# Texto selecionado
────────────────────

O delineamento dessa abertura é o último gesto teórico que prolonga o fio do estudo sobre a liberdade, articulação entre psicologia, metafísica e moral a partir da qual se desdobra o Ensaio sobre os dados imediatos da consciência. Sim, o problema que o livro se coloca – ou antes, coloca em novos termos – é a liberdade, ainda que tal termo não pertença ao seu título. Descobrir como um estudo da consciência interior, das emoções e da duração psicológica pode ser a chave para redefinir a liberdade é uma das questões mais instigantes do livro. Possibilidade de descoberta que, uma vez assumida pelo leitor, pela leitora, certamente os levará a continuar nesse movimento concomitante de ampliação e aprofundamento cuja exploração tanto retroage da consciência humana do Ensaio para a pré-consciência de Matéria e Memória, quanto progride para a exploração das outras formas de consciência, associadas a outras formas de vida e, destas, até um plano cosmológico, em  A Evolução Criadora.

Mas não é nossa intenção fazer aqui um recenseamento dos temas e das obras de Bergson. Queremos apenas ressaltar como o conjunto de pesquisadores que compartilham o interesse pelo filósofo se articulou impulsionado pela abertura citada. Eis a explicitação prática do que essa nova filosofia do tempo faz emergir como dimensão virtualmente contida na compreensão da liberdade. Abertura que, não à toa, tem como um de seus traços expressivos precisamente a construção de redes de pesquisa marcadamente internacionalizadas. Redes, aliás, que não funcionam como mera formalização de atividades de pesquisa, mas instituíram-se por meio de relações interpessoais e reflexões filosóficas dialógicas, marcadas muitas vezes por sólidas amizades e encontros pelo mundo.

A presença do Brasil nessa rede, como indicamos, se faz sentir nas pesquisas que marcam igualmente uma intensificação da filosofia nas nossas universidades a partir dos anos 80. A face concreta dessa repercussão reside no conjunto significativo de dissertações, teses, publicações e exercício da docência girando em torno de Bergson e em contato permanente com o movimento cuja base está, naturalmente, na França. A abertura e o diálogo são visíveis na atuação da Société des Amis de Bergson (ver https://bergson.hypotheses.org/) que nucleia e mantém em comunicação diversos projetos sediados em várias partes do mundo. Entre várias inciativas podemos citar o “Project Bergson in Japan”, iniciado em 2007 e hoje consolidado (ver https://matterandmemory.jimdofree.com) e o recém-criado “Global Bergsonism”.

────────────────────

# Dados
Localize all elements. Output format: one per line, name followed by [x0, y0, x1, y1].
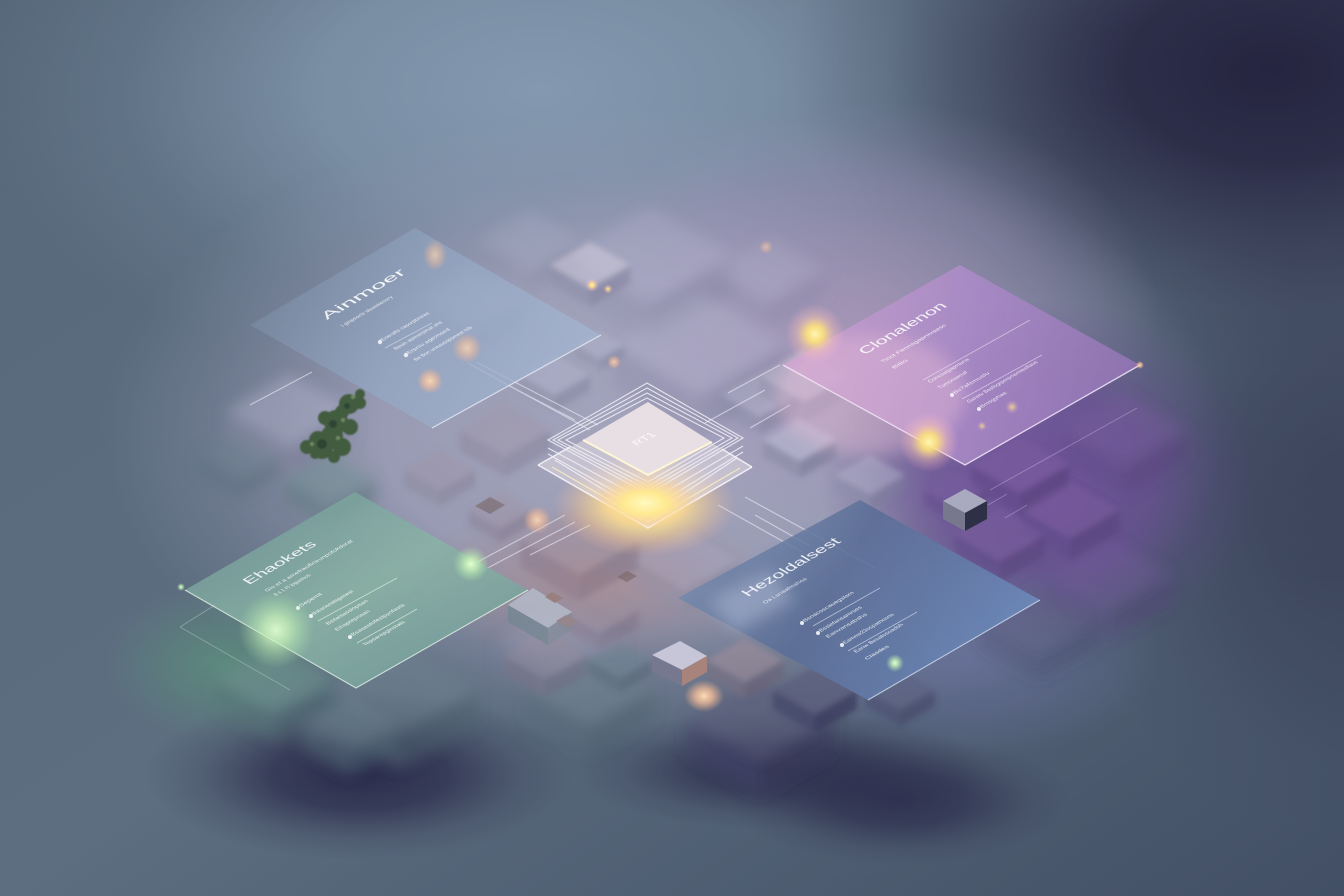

────────────────────

# Tarefa
Transcreva do texto sobre Bergson o trecho que começa nas palavras "Mas não é nossa" e vai até "encontros pelo mundo.", inclusive.

# Resposta ao exercício
Mas não é nossa intenção fazer aqui um recenseamento dos temas e das obras de Bergson. Queremos apenas ressaltar como o conjunto de pesquisadores que compartilham o interesse pelo filósofo se articulou impulsionado pela abertura citada. Eis a explicitação prática do que essa nova filosofia do tempo faz emergir como dimensão virtualmente contida na compreensão da liberdade. Abertura que, não à toa, tem como um de seus traços expressivos precisamente a construção de redes de pesquisa marcadamente internacionalizadas. Redes, aliás, que não funcionam como mera formalização de atividades de pesquisa, mas instituíram-se por meio de relações interpessoais e reflexões filosóficas dialógicas, marcadas muitas vezes por sólidas amizades e encontros pelo mundo.